◆ Short problem
Copy the records below exactly, starting at their first line and ending at the line that contains "secure-label[interactable]: Secure —", and include both of those lines.

◆ Data records
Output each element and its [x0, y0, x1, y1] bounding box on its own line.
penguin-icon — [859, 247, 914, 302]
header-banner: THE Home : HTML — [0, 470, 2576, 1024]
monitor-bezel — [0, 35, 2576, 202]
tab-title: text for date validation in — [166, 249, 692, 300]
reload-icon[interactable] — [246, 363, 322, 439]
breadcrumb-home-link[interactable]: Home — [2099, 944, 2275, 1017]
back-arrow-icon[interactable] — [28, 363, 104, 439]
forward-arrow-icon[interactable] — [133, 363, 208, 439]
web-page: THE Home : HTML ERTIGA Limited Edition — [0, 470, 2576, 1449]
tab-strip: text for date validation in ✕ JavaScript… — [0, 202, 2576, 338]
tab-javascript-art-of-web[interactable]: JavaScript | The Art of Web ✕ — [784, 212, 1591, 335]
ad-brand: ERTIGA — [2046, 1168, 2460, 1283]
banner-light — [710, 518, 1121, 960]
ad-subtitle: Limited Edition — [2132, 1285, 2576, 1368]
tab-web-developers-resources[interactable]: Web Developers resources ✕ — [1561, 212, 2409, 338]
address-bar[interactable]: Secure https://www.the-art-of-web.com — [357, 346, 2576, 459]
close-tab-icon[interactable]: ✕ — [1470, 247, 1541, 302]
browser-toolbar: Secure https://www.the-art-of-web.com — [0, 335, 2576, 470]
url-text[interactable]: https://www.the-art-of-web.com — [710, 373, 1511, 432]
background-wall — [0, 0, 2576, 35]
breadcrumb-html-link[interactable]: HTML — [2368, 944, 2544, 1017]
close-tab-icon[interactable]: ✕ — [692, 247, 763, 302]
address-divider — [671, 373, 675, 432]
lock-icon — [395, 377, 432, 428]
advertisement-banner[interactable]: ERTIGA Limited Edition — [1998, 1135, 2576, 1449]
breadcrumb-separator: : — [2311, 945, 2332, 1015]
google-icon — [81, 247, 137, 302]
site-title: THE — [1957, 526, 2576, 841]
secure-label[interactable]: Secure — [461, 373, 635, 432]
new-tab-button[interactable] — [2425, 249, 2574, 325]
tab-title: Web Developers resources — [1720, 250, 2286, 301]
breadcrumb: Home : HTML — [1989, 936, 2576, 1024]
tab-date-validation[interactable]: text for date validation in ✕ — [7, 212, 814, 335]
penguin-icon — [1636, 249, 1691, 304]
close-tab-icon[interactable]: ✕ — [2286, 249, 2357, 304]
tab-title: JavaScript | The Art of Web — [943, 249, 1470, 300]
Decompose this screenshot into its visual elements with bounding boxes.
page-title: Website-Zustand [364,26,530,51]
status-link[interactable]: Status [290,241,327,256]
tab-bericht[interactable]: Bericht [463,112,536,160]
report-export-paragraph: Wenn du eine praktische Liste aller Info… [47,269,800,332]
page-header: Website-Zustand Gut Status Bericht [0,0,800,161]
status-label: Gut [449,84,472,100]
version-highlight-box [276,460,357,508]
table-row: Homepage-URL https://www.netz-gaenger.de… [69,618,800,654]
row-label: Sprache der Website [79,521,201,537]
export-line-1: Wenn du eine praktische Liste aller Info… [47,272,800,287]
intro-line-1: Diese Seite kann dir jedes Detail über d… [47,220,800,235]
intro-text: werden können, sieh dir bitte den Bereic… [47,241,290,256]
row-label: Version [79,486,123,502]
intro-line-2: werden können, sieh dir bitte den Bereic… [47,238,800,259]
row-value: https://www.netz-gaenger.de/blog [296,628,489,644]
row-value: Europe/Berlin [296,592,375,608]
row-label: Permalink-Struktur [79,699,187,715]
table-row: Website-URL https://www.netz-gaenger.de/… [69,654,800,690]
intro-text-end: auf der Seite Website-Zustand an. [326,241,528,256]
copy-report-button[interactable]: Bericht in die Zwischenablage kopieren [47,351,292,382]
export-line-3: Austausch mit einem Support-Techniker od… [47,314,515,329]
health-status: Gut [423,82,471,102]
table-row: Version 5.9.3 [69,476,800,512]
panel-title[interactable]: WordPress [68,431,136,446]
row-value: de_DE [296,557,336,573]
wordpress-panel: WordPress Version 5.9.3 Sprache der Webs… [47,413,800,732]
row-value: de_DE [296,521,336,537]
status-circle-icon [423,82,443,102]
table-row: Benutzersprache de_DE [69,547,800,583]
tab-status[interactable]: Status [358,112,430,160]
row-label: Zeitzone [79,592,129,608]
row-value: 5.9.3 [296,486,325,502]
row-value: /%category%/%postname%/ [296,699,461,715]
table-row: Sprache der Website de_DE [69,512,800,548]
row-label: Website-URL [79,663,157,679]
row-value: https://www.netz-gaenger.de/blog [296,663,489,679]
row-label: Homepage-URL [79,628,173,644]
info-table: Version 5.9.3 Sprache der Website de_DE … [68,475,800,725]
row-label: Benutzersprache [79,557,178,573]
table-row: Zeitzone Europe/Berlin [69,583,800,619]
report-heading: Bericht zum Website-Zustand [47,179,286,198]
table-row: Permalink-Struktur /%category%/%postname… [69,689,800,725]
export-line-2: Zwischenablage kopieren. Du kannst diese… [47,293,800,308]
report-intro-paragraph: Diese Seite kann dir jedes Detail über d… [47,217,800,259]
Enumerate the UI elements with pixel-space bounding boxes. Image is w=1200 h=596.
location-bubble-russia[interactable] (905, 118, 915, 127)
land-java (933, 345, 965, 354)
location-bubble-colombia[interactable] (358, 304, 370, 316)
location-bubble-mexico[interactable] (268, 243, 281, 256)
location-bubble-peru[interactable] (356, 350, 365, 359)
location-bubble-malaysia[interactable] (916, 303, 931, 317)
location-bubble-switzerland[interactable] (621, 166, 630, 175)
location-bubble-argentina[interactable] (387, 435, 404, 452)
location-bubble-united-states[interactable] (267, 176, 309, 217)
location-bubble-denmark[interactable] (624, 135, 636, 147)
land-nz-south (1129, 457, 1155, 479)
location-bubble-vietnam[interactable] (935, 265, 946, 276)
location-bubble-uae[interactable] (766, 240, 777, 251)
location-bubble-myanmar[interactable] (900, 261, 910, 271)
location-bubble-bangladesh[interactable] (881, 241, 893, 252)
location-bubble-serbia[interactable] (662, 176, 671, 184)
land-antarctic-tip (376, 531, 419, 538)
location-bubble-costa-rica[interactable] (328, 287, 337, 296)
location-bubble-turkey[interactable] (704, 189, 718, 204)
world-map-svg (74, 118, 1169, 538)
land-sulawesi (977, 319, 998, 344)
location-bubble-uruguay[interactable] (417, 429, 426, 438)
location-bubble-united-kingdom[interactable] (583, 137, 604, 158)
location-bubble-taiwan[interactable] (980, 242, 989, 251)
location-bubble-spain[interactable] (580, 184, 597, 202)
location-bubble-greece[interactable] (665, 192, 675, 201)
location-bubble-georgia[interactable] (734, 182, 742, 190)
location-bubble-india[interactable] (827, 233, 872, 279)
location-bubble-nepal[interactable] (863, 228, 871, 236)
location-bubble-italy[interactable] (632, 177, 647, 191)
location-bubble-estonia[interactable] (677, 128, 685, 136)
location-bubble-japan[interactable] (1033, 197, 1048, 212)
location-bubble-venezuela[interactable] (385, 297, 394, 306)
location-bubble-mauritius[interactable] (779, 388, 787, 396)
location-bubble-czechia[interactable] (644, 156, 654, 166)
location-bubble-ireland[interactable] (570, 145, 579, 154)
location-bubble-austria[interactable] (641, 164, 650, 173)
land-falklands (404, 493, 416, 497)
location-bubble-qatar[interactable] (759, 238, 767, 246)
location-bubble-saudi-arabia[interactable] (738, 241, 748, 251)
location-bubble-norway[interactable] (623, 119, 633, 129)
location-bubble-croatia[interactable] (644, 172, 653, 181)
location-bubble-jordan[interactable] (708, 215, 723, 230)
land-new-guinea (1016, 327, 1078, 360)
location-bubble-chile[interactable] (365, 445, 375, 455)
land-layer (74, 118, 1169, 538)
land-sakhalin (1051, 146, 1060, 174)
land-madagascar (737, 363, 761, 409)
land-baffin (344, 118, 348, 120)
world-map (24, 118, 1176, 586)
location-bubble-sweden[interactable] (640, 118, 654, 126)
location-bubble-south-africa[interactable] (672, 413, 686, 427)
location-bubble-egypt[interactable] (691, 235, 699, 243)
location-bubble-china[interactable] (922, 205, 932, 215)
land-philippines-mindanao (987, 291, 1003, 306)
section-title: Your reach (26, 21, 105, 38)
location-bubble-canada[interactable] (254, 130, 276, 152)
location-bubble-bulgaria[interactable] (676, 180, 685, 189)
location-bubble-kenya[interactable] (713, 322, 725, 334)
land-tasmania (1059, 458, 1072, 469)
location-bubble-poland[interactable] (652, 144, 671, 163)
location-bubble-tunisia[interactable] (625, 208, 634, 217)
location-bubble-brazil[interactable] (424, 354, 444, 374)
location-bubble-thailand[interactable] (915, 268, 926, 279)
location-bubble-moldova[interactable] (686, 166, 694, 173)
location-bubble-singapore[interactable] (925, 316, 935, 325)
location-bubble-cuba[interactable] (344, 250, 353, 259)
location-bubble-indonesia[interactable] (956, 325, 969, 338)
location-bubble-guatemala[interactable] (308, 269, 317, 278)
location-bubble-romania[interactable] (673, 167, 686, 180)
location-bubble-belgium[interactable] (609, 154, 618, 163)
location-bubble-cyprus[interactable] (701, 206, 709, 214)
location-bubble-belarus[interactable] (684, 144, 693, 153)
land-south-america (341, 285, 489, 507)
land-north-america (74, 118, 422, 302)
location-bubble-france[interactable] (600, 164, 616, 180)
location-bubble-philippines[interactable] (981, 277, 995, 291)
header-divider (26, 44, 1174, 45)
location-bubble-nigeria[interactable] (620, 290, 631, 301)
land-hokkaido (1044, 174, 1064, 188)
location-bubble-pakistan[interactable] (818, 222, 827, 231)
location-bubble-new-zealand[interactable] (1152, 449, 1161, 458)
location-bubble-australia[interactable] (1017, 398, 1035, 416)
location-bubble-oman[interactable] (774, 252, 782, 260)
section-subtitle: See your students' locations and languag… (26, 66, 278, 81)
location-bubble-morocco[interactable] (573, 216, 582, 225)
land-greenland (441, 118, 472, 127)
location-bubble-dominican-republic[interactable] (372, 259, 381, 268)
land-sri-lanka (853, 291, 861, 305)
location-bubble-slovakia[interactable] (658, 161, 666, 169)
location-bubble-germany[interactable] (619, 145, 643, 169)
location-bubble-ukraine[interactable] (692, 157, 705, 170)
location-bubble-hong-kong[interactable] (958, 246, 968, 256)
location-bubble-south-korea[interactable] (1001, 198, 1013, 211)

◆ Finished task
Output each element and its [x0, y0, x1, y1] bounding box on its own line.
penguin-icon — [859, 247, 914, 302]
header-banner: THE Home : HTML — [0, 470, 2576, 1024]
monitor-bezel — [0, 35, 2576, 202]
tab-title: text for date validation in — [166, 249, 692, 300]
reload-icon[interactable] — [246, 363, 322, 439]
breadcrumb-home-link[interactable]: Home — [2099, 944, 2275, 1017]
back-arrow-icon[interactable] — [28, 363, 104, 439]
forward-arrow-icon[interactable] — [133, 363, 208, 439]
web-page: THE Home : HTML ERTIGA Limited Edition — [0, 470, 2576, 1449]
tab-strip: text for date validation in ✕ JavaScript… — [0, 202, 2576, 338]
tab-javascript-art-of-web[interactable]: JavaScript | The Art of Web ✕ — [784, 212, 1591, 335]
ad-brand: ERTIGA — [2046, 1168, 2460, 1283]
banner-light — [710, 518, 1121, 960]
ad-subtitle: Limited Edition — [2132, 1285, 2576, 1368]
tab-web-developers-resources[interactable]: Web Developers resources ✕ — [1561, 212, 2409, 338]
address-bar[interactable]: Secure https://www.the-art-of-web.com — [357, 346, 2576, 459]
close-tab-icon[interactable]: ✕ — [1470, 247, 1541, 302]
browser-toolbar: Secure https://www.the-art-of-web.com — [0, 335, 2576, 470]
url-text[interactable]: https://www.the-art-of-web.com — [710, 373, 1511, 432]
background-wall — [0, 0, 2576, 35]
breadcrumb-html-link[interactable]: HTML — [2368, 944, 2544, 1017]
close-tab-icon[interactable]: ✕ — [692, 247, 763, 302]
address-divider — [671, 373, 675, 432]
lock-icon — [395, 377, 432, 428]
advertisement-banner[interactable]: ERTIGA Limited Edition — [1998, 1135, 2576, 1449]
breadcrumb-separator: : — [2311, 945, 2332, 1015]
google-icon — [81, 247, 137, 302]
site-title: THE — [1957, 526, 2576, 841]
secure-label[interactable]: Secure — [461, 373, 635, 432]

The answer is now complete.